'''
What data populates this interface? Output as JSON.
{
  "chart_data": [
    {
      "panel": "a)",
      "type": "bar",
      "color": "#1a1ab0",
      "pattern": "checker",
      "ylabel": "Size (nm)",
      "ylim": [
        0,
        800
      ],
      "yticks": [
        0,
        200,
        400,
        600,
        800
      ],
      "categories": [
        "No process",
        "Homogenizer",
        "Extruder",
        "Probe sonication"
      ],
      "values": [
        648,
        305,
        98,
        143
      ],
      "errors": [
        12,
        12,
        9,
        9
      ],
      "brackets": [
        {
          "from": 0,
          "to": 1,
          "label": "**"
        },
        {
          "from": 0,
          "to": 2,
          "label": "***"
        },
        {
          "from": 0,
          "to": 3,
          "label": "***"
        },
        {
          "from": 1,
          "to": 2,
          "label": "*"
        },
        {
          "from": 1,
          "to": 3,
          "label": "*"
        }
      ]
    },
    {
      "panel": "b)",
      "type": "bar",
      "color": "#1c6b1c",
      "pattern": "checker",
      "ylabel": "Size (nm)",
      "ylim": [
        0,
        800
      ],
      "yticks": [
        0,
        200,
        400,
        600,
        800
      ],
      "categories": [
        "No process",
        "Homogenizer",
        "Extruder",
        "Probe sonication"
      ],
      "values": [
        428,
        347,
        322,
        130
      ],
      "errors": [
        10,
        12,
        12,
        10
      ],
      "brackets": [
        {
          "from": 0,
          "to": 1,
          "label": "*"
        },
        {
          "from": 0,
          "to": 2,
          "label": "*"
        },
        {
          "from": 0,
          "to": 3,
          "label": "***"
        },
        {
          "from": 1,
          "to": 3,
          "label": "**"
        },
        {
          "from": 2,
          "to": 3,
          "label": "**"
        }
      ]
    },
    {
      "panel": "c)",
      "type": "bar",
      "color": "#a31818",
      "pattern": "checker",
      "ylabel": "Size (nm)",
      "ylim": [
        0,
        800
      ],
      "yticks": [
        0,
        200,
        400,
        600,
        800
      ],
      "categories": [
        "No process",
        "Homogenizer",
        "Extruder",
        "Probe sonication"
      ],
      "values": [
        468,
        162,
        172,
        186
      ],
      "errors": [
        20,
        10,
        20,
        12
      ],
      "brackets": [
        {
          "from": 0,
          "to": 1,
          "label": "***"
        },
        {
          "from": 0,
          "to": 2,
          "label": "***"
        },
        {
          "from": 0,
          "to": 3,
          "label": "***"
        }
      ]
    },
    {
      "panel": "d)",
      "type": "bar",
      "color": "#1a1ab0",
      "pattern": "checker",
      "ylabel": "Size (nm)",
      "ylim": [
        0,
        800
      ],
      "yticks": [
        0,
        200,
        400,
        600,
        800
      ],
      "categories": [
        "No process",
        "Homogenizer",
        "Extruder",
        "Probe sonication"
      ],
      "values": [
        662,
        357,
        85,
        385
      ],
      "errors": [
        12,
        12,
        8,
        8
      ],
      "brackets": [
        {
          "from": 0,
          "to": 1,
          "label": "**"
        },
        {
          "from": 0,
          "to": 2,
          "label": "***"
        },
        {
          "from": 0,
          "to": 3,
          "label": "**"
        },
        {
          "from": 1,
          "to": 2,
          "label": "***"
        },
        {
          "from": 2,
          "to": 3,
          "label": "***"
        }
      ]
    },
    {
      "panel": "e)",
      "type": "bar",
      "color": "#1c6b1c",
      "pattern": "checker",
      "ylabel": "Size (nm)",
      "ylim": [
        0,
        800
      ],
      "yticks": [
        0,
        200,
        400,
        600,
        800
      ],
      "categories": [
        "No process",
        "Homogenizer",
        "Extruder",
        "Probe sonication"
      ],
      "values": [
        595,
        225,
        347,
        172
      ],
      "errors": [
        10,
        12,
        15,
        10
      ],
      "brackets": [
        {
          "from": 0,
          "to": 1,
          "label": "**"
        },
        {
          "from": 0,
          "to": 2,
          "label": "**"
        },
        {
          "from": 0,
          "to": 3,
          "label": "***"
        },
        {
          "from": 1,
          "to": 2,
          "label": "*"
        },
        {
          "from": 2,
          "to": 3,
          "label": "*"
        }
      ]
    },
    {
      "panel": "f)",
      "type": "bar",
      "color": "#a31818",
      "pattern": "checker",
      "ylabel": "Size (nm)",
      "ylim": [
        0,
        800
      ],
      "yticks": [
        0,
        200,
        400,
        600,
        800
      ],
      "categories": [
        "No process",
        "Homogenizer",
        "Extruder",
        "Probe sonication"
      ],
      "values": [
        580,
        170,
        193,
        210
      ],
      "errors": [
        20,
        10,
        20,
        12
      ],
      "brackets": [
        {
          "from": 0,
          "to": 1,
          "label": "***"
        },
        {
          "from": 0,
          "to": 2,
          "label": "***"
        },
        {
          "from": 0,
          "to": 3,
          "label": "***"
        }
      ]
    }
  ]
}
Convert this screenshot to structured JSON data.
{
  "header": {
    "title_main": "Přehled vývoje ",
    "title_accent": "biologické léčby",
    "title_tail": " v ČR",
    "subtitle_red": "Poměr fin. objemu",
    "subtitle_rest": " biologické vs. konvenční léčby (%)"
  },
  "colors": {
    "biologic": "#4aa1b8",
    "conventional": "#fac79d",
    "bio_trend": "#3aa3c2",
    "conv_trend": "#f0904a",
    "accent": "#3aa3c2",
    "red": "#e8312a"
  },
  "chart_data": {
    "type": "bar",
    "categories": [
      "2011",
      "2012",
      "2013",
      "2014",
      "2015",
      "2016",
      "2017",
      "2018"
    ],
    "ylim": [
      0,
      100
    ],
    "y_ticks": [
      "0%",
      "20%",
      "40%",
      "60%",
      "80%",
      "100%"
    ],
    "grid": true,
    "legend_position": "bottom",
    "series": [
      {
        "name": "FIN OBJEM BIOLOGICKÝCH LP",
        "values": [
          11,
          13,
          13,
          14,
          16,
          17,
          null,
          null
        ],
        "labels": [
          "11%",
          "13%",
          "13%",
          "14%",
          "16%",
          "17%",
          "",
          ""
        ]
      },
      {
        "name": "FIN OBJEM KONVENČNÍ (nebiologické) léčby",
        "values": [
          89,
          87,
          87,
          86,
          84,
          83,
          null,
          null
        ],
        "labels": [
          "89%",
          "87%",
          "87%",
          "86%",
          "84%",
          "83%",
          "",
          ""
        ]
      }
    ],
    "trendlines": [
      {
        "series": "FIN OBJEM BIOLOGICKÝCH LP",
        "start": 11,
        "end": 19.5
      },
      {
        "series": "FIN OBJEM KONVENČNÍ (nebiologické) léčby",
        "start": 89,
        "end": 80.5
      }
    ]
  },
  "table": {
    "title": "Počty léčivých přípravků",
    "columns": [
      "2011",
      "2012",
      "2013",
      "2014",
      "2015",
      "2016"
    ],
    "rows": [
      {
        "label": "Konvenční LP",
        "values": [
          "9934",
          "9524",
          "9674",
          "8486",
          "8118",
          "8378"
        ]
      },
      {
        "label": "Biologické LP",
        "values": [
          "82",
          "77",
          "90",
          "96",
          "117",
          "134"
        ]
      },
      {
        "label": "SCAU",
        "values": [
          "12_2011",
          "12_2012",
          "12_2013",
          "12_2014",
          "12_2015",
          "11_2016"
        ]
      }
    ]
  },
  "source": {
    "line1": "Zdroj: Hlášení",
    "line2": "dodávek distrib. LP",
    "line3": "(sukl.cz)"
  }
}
'''
Collect each line of the entries that has the word "BIOLOGICKÝCH", copying it in full.

        "name": "FIN OBJEM BIOLOGICKÝCH LP",
        "series": "FIN OBJEM BIOLOGICKÝCH LP",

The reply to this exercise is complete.